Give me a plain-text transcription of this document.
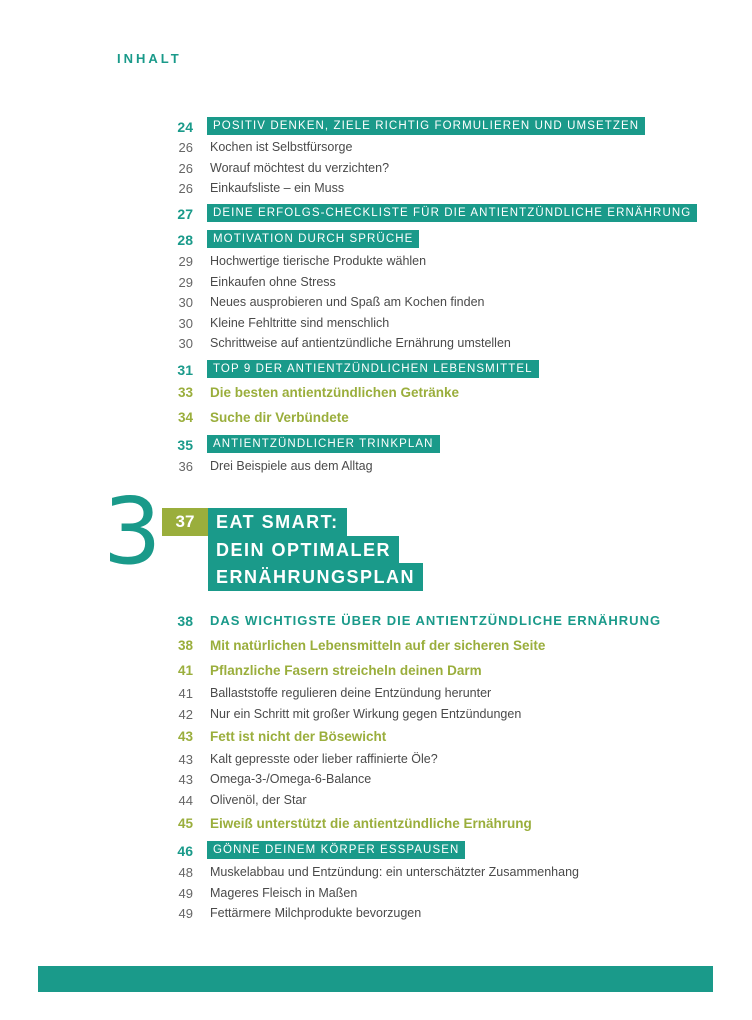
INHALT
24	POSITIV DENKEN, ZIELE RICHTIG FORMULIEREN UND UMSETZEN
26 Kochen ist Selbstfürsorge
26 Worauf möchtest du verzichten?
26 Einkaufsliste – ein Muss
27	DEINE ERFOLGS-CHECKLISTE FÜR DIE ANTIENTZÜNDLICHE ERNÄHRUNG
28	MOTIVATION DURCH SPRÜCHE
29 Hochwertige tierische Produkte wählen
29 Einkaufen ohne Stress
30 Neues ausprobieren und Spaß am Kochen finden
30 Kleine Fehltritte sind menschlich
30 Schrittweise auf antientzündliche Ernährung umstellen
31	TOP 9 DER ANTIENTZÜNDLICHEN LEBENSMITTEL
33 Die besten antientzündlichen Getränke
34 Suche dir Verbündete
35	ANTIENTZÜNDLICHER TRINKPLAN
36 Drei Beispiele aus dem Alltag
3 37	EAT SMART:
DEIN OPTIMALER
ERNÄHRUNGSPLAN
38 DAS WICHTIGSTE ÜBER DIE ANTIENTZÜNDLICHE ERNÄHRUNG
38 Mit natürlichen Lebensmitteln auf der sicheren Seite
41 Pflanzliche Fasern streicheln deinen Darm
41 Ballaststoffe regulieren deine Entzündung herunter
42 Nur ein Schritt mit großer Wirkung gegen Entzündungen
43 Fett ist nicht der Bösewicht
43 Kalt gepresste oder lieber raffinierte Öle?
43 Omega-3-/Omega-6-Balance
44 Olivenöl, der Star
45 Eiweiß unterstützt die antientzündliche Ernährung
46	GÖNNE DEINEM KÖRPER ESSPAUSEN
48 Muskelabbau und Entzündung: ein unterschätzter Zusammenhang
49 Mageres Fleisch in Maßen
49 Fettärmere Milchprodukte bevorzugen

--

**Problem description:** All of the data above should be transcribed verbatim, with pictures omitted.

**Solved problem:**
Give me a plain-text transcription of this document.
INHALT
24	POSITIV DENKEN, ZIELE RICHTIG FORMULIEREN UND UMSETZEN
26 Kochen ist Selbstfürsorge
26 Worauf möchtest du verzichten?
26 Einkaufsliste – ein Muss
27	DEINE ERFOLGS-CHECKLISTE FÜR DIE ANTIENTZÜNDLICHE ERNÄHRUNG
28	MOTIVATION DURCH SPRÜCHE
29 Hochwertige tierische Produkte wählen
29 Einkaufen ohne Stress
30 Neues ausprobieren und Spaß am Kochen finden
30 Kleine Fehltritte sind menschlich
30 Schrittweise auf antientzündliche Ernährung umstellen
31	TOP 9 DER ANTIENTZÜNDLICHEN LEBENSMITTEL
33 Die besten antientzündlichen Getränke
34 Suche dir Verbündete
35	ANTIENTZÜNDLICHER TRINKPLAN
36 Drei Beispiele aus dem Alltag
3 37	EAT SMART:
DEIN OPTIMALER
ERNÄHRUNGSPLAN
38 DAS WICHTIGSTE ÜBER DIE ANTIENTZÜNDLICHE ERNÄHRUNG
38 Mit natürlichen Lebensmitteln auf der sicheren Seite
41 Pflanzliche Fasern streicheln deinen Darm
41 Ballaststoffe regulieren deine Entzündung herunter
42 Nur ein Schritt mit großer Wirkung gegen Entzündungen
43 Fett ist nicht der Bösewicht
43 Kalt gepresste oder lieber raffinierte Öle?
43 Omega-3-/Omega-6-Balance
44 Olivenöl, der Star
45 Eiweiß unterstützt die antientzündliche Ernährung
46	GÖNNE DEINEM KÖRPER ESSPAUSEN
48 Muskelabbau und Entzündung: ein unterschätzter Zusammenhang
49 Mageres Fleisch in Maßen
49 Fettärmere Milchprodukte bevorzugen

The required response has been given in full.